• EXERCISE REQUIREMENTS:
Find each line with the word "但绝对水平仍处低位" and copy it.

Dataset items
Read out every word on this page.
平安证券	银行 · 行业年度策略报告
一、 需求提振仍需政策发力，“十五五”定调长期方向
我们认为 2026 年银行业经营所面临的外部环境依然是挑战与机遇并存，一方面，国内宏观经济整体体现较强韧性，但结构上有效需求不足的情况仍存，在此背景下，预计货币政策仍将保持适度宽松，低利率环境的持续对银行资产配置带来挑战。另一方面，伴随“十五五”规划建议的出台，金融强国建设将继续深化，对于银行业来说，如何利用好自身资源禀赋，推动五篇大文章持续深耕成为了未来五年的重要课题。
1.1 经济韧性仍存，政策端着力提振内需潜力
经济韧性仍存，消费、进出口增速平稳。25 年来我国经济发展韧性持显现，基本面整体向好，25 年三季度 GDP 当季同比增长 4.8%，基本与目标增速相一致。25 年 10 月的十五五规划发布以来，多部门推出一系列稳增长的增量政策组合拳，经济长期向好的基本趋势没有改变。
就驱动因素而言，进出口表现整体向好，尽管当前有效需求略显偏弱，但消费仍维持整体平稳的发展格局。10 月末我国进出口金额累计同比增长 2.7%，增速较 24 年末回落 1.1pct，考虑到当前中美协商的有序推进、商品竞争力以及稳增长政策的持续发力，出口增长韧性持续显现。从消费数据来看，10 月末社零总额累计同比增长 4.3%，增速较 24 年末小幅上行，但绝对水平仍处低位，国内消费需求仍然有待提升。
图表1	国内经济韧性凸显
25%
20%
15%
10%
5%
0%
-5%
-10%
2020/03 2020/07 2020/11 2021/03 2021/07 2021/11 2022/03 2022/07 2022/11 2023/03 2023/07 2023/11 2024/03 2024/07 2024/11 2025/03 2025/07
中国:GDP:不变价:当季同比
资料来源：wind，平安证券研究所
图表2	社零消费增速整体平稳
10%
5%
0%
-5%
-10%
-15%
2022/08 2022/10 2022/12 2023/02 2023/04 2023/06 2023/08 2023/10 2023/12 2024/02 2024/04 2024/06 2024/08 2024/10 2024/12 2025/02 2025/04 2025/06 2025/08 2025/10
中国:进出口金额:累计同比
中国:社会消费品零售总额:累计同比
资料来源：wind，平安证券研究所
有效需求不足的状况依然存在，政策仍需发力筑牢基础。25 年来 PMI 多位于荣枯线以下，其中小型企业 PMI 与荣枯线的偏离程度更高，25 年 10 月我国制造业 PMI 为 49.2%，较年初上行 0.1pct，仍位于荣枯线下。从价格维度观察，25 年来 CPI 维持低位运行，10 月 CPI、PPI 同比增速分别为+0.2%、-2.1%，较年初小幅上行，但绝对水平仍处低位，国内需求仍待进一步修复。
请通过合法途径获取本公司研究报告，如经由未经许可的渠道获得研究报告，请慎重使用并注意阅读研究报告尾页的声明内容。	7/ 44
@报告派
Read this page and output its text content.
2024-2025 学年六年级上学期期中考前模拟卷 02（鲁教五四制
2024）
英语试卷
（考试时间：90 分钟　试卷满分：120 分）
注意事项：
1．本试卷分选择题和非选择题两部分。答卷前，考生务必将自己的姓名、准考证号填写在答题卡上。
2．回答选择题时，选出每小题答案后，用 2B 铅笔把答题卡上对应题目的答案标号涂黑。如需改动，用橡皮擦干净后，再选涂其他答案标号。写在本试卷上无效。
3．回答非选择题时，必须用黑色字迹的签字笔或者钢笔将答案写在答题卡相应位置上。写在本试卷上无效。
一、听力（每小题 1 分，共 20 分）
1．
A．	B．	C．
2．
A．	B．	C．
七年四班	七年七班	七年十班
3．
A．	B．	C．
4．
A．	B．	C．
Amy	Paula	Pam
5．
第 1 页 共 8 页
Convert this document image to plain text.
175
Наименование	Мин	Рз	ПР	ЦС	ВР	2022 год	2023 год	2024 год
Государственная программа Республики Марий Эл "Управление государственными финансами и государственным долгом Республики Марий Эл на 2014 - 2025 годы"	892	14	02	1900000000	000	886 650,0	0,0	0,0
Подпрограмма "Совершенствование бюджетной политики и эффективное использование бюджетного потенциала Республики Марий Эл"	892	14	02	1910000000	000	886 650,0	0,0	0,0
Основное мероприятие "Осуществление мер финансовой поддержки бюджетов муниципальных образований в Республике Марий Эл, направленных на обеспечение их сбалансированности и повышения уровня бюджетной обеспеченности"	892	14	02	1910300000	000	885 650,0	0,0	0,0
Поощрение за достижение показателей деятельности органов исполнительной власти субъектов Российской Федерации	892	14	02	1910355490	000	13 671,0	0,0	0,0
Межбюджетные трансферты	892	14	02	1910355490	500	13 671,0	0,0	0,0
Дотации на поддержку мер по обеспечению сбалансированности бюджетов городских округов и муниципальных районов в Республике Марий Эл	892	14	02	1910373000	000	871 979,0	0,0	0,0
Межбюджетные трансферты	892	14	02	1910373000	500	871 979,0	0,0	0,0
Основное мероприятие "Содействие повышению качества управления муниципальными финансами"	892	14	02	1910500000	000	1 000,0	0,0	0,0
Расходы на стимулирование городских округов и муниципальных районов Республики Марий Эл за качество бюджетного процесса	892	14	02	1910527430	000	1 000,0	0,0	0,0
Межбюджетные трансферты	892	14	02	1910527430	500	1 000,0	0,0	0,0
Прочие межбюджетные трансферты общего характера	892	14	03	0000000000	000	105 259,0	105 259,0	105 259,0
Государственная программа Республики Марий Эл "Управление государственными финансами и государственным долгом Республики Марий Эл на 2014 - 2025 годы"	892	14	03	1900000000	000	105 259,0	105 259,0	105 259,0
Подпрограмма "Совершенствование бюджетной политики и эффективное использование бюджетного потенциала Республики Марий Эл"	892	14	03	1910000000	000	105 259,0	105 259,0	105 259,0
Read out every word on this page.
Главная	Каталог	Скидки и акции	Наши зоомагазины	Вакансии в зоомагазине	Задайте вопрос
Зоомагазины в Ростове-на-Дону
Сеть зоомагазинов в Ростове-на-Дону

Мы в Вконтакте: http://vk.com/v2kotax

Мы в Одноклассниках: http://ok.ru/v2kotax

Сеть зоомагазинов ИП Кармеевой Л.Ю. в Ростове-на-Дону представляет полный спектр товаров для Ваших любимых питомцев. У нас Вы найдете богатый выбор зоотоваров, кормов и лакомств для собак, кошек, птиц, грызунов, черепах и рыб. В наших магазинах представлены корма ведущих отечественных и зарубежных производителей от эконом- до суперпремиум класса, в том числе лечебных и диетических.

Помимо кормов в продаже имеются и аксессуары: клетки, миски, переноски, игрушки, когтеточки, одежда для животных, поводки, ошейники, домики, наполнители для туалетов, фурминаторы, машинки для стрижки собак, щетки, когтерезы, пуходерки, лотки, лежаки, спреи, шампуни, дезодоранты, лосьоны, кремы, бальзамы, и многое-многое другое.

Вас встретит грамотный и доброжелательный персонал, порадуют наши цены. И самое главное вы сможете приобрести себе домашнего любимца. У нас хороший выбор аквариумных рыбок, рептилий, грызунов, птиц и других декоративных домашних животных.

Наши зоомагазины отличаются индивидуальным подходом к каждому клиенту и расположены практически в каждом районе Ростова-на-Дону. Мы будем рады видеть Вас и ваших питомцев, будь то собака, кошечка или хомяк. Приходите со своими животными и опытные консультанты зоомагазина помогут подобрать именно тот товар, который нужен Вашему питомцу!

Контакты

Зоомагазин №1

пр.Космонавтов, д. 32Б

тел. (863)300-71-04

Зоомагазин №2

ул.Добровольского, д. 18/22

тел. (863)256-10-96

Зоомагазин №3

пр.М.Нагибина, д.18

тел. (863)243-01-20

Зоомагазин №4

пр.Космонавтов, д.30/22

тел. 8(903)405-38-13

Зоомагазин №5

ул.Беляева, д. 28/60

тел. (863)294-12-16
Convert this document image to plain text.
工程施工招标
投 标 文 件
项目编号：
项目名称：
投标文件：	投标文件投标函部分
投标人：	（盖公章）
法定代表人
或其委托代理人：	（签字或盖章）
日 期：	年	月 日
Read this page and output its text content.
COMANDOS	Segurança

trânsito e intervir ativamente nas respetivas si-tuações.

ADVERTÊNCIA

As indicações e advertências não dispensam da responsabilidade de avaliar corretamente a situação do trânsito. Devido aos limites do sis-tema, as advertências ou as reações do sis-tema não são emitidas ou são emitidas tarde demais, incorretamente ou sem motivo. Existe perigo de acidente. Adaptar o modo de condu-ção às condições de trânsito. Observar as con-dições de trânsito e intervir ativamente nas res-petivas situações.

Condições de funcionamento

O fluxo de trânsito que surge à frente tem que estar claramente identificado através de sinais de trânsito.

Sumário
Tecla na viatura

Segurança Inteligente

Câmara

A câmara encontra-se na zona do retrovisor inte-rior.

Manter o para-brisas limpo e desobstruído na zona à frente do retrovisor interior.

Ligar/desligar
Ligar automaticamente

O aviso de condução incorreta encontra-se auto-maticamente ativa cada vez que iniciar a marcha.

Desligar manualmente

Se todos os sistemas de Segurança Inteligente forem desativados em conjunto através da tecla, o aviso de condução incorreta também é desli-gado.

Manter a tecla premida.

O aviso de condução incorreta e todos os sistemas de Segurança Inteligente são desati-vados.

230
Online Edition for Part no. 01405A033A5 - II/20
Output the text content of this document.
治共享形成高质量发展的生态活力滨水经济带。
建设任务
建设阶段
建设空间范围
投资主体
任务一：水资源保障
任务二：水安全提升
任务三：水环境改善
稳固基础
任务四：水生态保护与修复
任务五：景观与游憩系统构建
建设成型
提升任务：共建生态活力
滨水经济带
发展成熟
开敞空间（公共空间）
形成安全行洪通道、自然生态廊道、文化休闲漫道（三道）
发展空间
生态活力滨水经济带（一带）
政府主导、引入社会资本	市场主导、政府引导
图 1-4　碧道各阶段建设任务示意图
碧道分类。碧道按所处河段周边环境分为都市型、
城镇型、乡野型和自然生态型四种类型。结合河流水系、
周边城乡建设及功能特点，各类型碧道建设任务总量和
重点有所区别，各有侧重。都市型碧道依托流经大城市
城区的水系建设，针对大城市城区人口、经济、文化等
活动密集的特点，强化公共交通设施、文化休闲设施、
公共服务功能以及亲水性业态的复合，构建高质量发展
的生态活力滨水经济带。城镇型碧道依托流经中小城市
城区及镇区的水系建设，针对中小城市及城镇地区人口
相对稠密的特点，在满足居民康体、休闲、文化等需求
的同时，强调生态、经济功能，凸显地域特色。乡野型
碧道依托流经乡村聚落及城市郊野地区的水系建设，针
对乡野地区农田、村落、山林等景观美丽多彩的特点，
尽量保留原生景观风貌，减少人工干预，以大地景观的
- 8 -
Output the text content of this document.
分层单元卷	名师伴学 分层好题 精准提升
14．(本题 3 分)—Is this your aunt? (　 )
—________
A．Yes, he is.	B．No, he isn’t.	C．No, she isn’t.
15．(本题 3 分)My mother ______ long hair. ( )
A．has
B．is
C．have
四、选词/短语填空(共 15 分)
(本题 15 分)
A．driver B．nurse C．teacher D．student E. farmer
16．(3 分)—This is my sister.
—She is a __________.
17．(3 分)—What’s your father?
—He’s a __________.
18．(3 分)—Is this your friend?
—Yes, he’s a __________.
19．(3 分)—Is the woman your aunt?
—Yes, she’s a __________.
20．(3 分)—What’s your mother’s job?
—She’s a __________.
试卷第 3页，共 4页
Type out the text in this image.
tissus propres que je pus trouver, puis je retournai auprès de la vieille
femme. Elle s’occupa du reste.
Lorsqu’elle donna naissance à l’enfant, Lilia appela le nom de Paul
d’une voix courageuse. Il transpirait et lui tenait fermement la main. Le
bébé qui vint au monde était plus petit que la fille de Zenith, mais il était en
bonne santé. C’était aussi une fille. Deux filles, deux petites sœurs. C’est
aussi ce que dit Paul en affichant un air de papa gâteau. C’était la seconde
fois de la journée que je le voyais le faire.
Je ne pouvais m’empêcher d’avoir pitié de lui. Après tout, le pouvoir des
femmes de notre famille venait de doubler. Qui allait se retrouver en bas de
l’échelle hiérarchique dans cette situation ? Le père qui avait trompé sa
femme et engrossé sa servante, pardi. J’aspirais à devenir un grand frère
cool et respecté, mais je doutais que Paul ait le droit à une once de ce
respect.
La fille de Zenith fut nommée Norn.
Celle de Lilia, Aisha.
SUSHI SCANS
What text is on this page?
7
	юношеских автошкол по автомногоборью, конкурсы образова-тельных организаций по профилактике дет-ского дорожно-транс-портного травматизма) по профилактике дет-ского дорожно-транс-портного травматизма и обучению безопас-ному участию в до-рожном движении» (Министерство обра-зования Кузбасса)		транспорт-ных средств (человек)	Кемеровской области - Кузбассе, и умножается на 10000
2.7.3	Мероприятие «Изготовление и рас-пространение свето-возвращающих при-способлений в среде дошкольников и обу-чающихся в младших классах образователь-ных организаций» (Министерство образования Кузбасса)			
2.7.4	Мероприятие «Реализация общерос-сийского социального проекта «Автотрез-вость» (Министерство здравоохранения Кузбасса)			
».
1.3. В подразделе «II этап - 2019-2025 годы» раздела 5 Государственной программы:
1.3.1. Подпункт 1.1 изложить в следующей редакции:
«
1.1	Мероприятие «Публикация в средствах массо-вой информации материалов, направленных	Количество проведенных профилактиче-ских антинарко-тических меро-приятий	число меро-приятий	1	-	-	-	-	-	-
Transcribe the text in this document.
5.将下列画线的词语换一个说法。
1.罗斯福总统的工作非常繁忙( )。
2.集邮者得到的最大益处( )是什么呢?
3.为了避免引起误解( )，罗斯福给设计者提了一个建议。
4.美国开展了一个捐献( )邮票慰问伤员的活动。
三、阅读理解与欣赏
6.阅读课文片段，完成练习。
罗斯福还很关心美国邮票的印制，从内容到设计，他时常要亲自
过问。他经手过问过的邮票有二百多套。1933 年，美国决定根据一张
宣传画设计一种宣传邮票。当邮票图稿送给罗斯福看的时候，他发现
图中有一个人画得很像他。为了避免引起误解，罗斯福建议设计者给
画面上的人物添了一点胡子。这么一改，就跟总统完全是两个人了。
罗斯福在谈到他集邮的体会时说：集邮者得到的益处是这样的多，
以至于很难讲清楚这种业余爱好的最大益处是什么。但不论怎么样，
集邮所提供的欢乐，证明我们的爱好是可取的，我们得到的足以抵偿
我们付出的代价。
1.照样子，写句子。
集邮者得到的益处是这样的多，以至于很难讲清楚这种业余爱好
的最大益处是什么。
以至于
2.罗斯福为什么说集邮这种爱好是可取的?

• FINISHED ANSWER:
就驱动因素而言，进出口表现整体向好，尽管当前有效需求略显偏弱，但消费仍维持整体平稳的发展格局。10 月末我国进出口金额累计同比增长 2.7%，增速较 24 年末回落 1.1pct，考虑到当前中美协商的有序推进、商品竞争力以及稳增长政策的持续发力，出口增长韧性持续显现。从消费数据来看，10 月末社零总额累计同比增长 4.3%，增速较 24 年末小幅上行，但绝对水平仍处低位，国内消费需求仍然有待提升。
有效需求不足的状况依然存在，政策仍需发力筑牢基础。25 年来 PMI 多位于荣枯线以下，其中小型企业 PMI 与荣枯线的偏离程度更高，25 年 10 月我国制造业 PMI 为 49.2%，较年初上行 0.1pct，仍位于荣枯线下。从价格维度观察，25 年来 CPI 维持低位运行，10 月 CPI、PPI 同比增速分别为+0.2%、-2.1%，较年初小幅上行，但绝对水平仍处低位，国内需求仍待进一步修复。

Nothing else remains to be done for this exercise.